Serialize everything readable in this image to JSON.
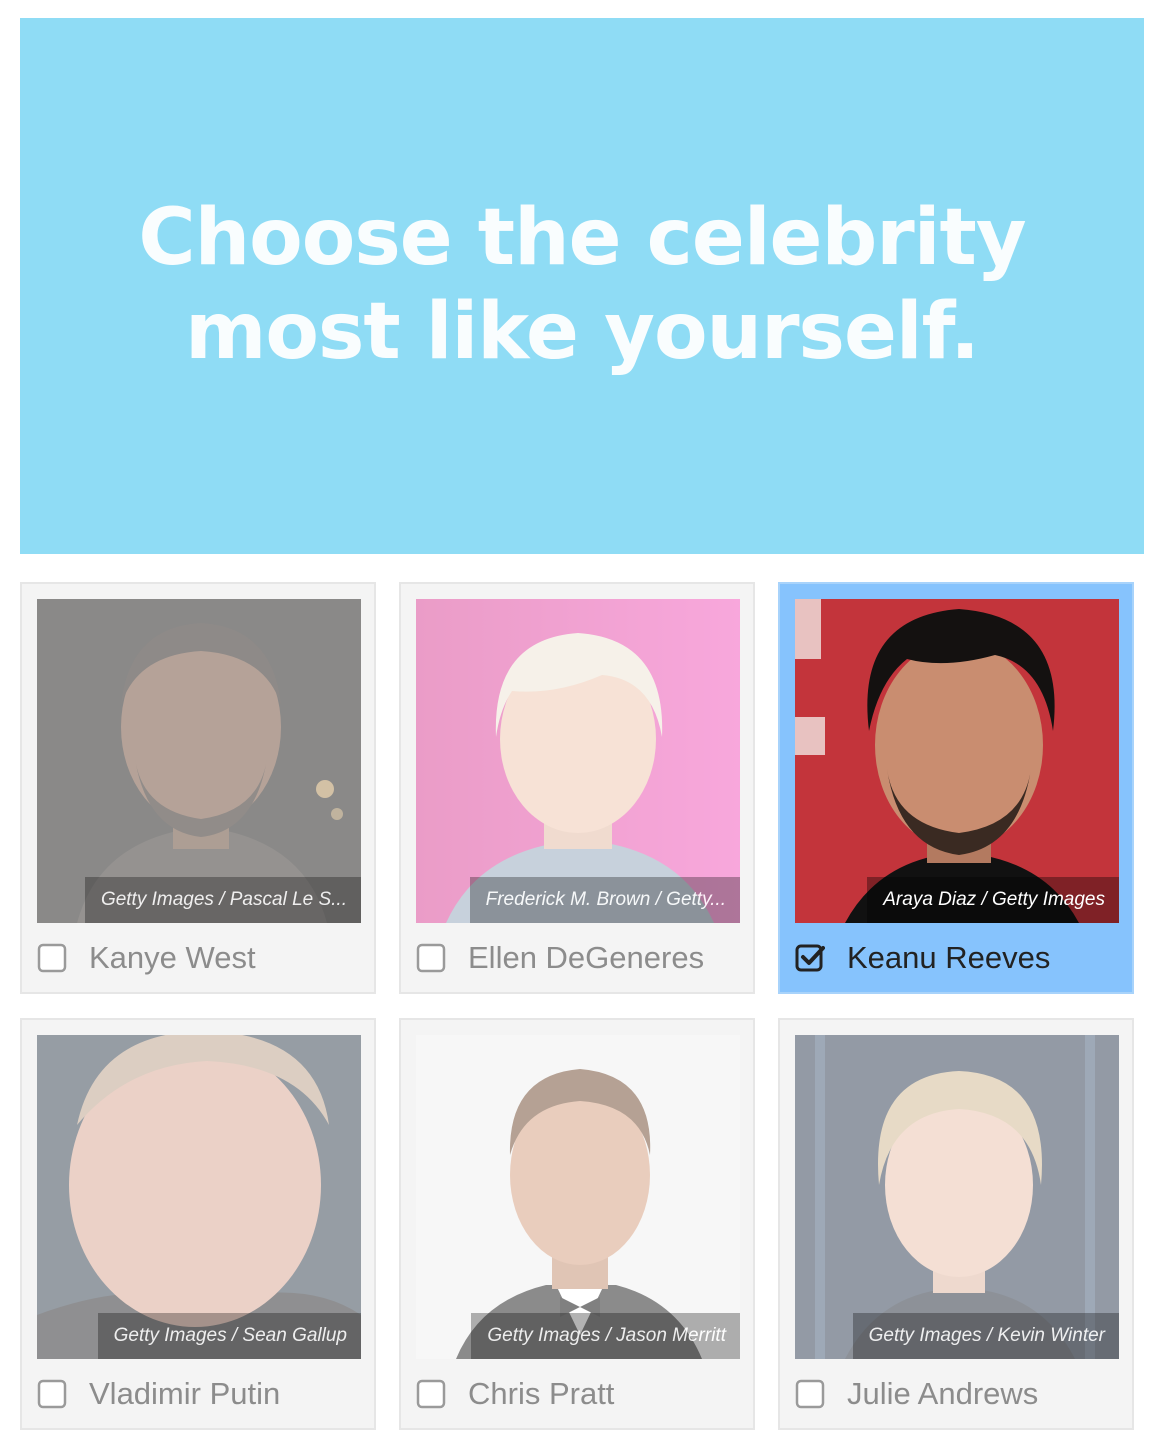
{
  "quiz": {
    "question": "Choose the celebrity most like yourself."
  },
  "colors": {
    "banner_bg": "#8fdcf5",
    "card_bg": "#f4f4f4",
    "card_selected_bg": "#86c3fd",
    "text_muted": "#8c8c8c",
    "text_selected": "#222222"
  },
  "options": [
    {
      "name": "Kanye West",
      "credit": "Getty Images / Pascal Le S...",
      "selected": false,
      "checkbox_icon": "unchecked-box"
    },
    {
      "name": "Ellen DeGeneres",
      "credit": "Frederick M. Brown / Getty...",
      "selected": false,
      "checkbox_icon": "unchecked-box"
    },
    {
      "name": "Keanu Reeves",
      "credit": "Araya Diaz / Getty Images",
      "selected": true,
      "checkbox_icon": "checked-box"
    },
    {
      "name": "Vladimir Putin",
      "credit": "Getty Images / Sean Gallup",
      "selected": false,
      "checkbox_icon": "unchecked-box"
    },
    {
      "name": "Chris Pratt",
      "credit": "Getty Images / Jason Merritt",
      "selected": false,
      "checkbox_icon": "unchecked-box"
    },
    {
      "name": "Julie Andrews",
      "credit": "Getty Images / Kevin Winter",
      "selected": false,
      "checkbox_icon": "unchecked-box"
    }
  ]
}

■ ■ ■ ■ ■

All of the lines above should be retyped precisely, apart from the pictures.

» **Result of this task**:
Serialize everything readable in this image to JSON.
{
  "quiz": {
    "question": "Choose the celebrity most like yourself."
  },
  "colors": {
    "banner_bg": "#8fdcf5",
    "card_bg": "#f4f4f4",
    "card_selected_bg": "#86c3fd",
    "text_muted": "#8c8c8c",
    "text_selected": "#222222"
  },
  "options": [
    {
      "name": "Kanye West",
      "credit": "Getty Images / Pascal Le S...",
      "selected": false,
      "checkbox_icon": "unchecked-box"
    },
    {
      "name": "Ellen DeGeneres",
      "credit": "Frederick M. Brown / Getty...",
      "selected": false,
      "checkbox_icon": "unchecked-box"
    },
    {
      "name": "Keanu Reeves",
      "credit": "Araya Diaz / Getty Images",
      "selected": true,
      "checkbox_icon": "checked-box"
    },
    {
      "name": "Vladimir Putin",
      "credit": "Getty Images / Sean Gallup",
      "selected": false,
      "checkbox_icon": "unchecked-box"
    },
    {
      "name": "Chris Pratt",
      "credit": "Getty Images / Jason Merritt",
      "selected": false,
      "checkbox_icon": "unchecked-box"
    },
    {
      "name": "Julie Andrews",
      "credit": "Getty Images / Kevin Winter",
      "selected": false,
      "checkbox_icon": "unchecked-box"
    }
  ]
}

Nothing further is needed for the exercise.